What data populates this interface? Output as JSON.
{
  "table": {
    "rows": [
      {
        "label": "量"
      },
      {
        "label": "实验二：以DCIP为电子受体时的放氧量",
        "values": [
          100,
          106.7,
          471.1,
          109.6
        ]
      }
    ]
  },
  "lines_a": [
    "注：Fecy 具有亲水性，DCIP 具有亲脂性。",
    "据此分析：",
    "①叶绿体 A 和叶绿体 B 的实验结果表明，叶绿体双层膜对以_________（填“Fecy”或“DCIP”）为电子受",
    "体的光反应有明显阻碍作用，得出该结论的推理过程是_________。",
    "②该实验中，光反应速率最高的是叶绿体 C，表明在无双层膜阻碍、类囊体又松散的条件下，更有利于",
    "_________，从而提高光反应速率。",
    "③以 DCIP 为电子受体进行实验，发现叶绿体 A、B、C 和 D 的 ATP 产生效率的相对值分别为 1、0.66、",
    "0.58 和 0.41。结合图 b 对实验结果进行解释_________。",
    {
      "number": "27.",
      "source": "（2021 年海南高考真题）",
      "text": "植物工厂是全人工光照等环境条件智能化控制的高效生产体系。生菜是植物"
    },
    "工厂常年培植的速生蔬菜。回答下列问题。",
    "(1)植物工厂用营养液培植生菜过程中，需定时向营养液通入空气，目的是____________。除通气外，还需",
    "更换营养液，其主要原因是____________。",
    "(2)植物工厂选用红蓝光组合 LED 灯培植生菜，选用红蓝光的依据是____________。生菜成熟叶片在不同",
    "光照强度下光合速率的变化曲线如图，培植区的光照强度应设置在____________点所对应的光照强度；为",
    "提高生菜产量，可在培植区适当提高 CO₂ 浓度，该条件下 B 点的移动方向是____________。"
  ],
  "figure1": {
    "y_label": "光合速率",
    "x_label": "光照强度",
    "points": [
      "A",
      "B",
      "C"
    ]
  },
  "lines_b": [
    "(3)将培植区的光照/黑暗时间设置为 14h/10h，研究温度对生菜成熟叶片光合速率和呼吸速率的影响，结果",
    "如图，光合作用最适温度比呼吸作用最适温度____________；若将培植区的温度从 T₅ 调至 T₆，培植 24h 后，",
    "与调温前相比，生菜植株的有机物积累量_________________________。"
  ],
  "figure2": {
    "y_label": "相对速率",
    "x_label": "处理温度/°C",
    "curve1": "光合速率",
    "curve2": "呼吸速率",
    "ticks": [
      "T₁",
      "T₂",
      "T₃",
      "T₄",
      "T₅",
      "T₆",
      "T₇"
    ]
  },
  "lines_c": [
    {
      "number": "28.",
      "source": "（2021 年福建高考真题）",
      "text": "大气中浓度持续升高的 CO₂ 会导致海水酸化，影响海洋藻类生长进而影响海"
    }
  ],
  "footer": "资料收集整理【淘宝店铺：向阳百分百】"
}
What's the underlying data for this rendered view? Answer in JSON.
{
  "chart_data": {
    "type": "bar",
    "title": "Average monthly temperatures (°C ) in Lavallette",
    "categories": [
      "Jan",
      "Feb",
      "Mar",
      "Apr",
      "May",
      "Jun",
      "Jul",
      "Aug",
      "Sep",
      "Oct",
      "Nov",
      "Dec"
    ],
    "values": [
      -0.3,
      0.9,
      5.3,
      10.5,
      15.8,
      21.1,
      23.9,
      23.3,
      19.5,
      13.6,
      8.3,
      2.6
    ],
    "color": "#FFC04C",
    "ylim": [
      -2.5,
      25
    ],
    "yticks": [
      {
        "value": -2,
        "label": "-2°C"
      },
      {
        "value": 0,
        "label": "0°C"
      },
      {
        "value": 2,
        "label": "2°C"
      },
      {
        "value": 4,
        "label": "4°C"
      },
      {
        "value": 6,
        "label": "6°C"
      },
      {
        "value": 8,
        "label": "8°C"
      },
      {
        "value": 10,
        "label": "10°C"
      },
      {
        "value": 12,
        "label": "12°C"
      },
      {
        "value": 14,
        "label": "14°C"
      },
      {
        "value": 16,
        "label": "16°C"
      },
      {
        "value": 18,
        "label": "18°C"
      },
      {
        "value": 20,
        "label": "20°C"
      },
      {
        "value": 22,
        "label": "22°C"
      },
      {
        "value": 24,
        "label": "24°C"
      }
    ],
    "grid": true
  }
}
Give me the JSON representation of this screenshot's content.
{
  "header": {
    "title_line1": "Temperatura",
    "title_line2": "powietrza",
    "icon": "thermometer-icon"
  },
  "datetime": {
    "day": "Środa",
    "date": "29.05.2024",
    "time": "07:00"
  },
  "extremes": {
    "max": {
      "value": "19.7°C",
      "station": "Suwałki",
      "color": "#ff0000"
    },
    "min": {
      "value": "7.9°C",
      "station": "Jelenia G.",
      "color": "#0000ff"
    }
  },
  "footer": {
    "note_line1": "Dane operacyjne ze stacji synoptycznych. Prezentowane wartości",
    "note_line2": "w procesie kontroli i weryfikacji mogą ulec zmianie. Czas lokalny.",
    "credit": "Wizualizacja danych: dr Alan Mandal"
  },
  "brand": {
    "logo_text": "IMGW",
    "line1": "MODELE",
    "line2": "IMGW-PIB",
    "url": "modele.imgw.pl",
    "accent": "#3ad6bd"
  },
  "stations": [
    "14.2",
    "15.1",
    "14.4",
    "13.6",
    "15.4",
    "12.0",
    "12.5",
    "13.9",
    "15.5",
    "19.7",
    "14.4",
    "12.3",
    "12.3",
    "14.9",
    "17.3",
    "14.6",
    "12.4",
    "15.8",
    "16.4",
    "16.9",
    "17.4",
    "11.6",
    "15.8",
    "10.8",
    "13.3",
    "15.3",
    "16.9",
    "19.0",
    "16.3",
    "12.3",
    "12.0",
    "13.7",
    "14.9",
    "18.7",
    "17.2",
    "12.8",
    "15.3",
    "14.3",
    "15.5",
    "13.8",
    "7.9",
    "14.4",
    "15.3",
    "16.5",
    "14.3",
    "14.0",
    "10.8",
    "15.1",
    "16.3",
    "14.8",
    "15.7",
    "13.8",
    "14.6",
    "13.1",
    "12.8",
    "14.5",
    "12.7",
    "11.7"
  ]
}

**Exercise directions:** Repeat the records above exactly, from the first line to the last.

**Complete response:**
What data populates this interface? Output as JSON.
{
  "table": {
    "rows": [
      {
        "label": "量"
      },
      {
        "label": "实验二：以DCIP为电子受体时的放氧量",
        "values": [
          100,
          106.7,
          471.1,
          109.6
        ]
      }
    ]
  },
  "lines_a": [
    "注：Fecy 具有亲水性，DCIP 具有亲脂性。",
    "据此分析：",
    "①叶绿体 A 和叶绿体 B 的实验结果表明，叶绿体双层膜对以_________（填“Fecy”或“DCIP”）为电子受",
    "体的光反应有明显阻碍作用，得出该结论的推理过程是_________。",
    "②该实验中，光反应速率最高的是叶绿体 C，表明在无双层膜阻碍、类囊体又松散的条件下，更有利于",
    "_________，从而提高光反应速率。",
    "③以 DCIP 为电子受体进行实验，发现叶绿体 A、B、C 和 D 的 ATP 产生效率的相对值分别为 1、0.66、",
    "0.58 和 0.41。结合图 b 对实验结果进行解释_________。",
    {
      "number": "27.",
      "source": "（2021 年海南高考真题）",
      "text": "植物工厂是全人工光照等环境条件智能化控制的高效生产体系。生菜是植物"
    },
    "工厂常年培植的速生蔬菜。回答下列问题。",
    "(1)植物工厂用营养液培植生菜过程中，需定时向营养液通入空气，目的是____________。除通气外，还需",
    "更换营养液，其主要原因是____________。",
    "(2)植物工厂选用红蓝光组合 LED 灯培植生菜，选用红蓝光的依据是____________。生菜成熟叶片在不同",
    "光照强度下光合速率的变化曲线如图，培植区的光照强度应设置在____________点所对应的光照强度；为",
    "提高生菜产量，可在培植区适当提高 CO₂ 浓度，该条件下 B 点的移动方向是____________。"
  ],
  "figure1": {
    "y_label": "光合速率",
    "x_label": "光照强度",
    "points": [
      "A",
      "B",
      "C"
    ]
  },
  "lines_b": [
    "(3)将培植区的光照/黑暗时间设置为 14h/10h，研究温度对生菜成熟叶片光合速率和呼吸速率的影响，结果",
    "如图，光合作用最适温度比呼吸作用最适温度____________；若将培植区的温度从 T₅ 调至 T₆，培植 24h 后，",
    "与调温前相比，生菜植株的有机物积累量_________________________。"
  ],
  "figure2": {
    "y_label": "相对速率",
    "x_label": "处理温度/°C",
    "curve1": "光合速率",
    "curve2": "呼吸速率",
    "ticks": [
      "T₁",
      "T₂",
      "T₃",
      "T₄",
      "T₅",
      "T₆",
      "T₇"
    ]
  },
  "lines_c": [
    {
      "number": "28.",
      "source": "（2021 年福建高考真题）",
      "text": "大气中浓度持续升高的 CO₂ 会导致海水酸化，影响海洋藻类生长进而影响海"
    }
  ],
  "footer": "资料收集整理【淘宝店铺：向阳百分百】"
}
What's the underlying data for this rendered view? Answer in JSON.
{
  "chart_data": {
    "type": "bar",
    "title": "Average monthly temperatures (°C ) in Lavallette",
    "categories": [
      "Jan",
      "Feb",
      "Mar",
      "Apr",
      "May",
      "Jun",
      "Jul",
      "Aug",
      "Sep",
      "Oct",
      "Nov",
      "Dec"
    ],
    "values": [
      -0.3,
      0.9,
      5.3,
      10.5,
      15.8,
      21.1,
      23.9,
      23.3,
      19.5,
      13.6,
      8.3,
      2.6
    ],
    "color": "#FFC04C",
    "ylim": [
      -2.5,
      25
    ],
    "yticks": [
      {
        "value": -2,
        "label": "-2°C"
      },
      {
        "value": 0,
        "label": "0°C"
      },
      {
        "value": 2,
        "label": "2°C"
      },
      {
        "value": 4,
        "label": "4°C"
      },
      {
        "value": 6,
        "label": "6°C"
      },
      {
        "value": 8,
        "label": "8°C"
      },
      {
        "value": 10,
        "label": "10°C"
      },
      {
        "value": 12,
        "label": "12°C"
      },
      {
        "value": 14,
        "label": "14°C"
      },
      {
        "value": 16,
        "label": "16°C"
      },
      {
        "value": 18,
        "label": "18°C"
      },
      {
        "value": 20,
        "label": "20°C"
      },
      {
        "value": 22,
        "label": "22°C"
      },
      {
        "value": 24,
        "label": "24°C"
      }
    ],
    "grid": true
  }
}
Give me the JSON representation of this screenshot's content.
{
  "header": {
    "title_line1": "Temperatura",
    "title_line2": "powietrza",
    "icon": "thermometer-icon"
  },
  "datetime": {
    "day": "Środa",
    "date": "29.05.2024",
    "time": "07:00"
  },
  "extremes": {
    "max": {
      "value": "19.7°C",
      "station": "Suwałki",
      "color": "#ff0000"
    },
    "min": {
      "value": "7.9°C",
      "station": "Jelenia G.",
      "color": "#0000ff"
    }
  },
  "footer": {
    "note_line1": "Dane operacyjne ze stacji synoptycznych. Prezentowane wartości",
    "note_line2": "w procesie kontroli i weryfikacji mogą ulec zmianie. Czas lokalny.",
    "credit": "Wizualizacja danych: dr Alan Mandal"
  },
  "brand": {
    "logo_text": "IMGW",
    "line1": "MODELE",
    "line2": "IMGW-PIB",
    "url": "modele.imgw.pl",
    "accent": "#3ad6bd"
  },
  "stations": [
    "14.2",
    "15.1",
    "14.4",
    "13.6",
    "15.4",
    "12.0",
    "12.5",
    "13.9",
    "15.5",
    "19.7",
    "14.4",
    "12.3",
    "12.3",
    "14.9",
    "17.3",
    "14.6",
    "12.4",
    "15.8",
    "16.4",
    "16.9",
    "17.4",
    "11.6",
    "15.8",
    "10.8",
    "13.3",
    "15.3",
    "16.9",
    "19.0",
    "16.3",
    "12.3",
    "12.0",
    "13.7",
    "14.9",
    "18.7",
    "17.2",
    "12.8",
    "15.3",
    "14.3",
    "15.5",
    "13.8",
    "7.9",
    "14.4",
    "15.3",
    "16.5",
    "14.3",
    "14.0",
    "10.8",
    "15.1",
    "16.3",
    "14.8",
    "15.7",
    "13.8",
    "14.6",
    "13.1",
    "12.8",
    "14.5",
    "12.7",
    "11.7"
  ]
}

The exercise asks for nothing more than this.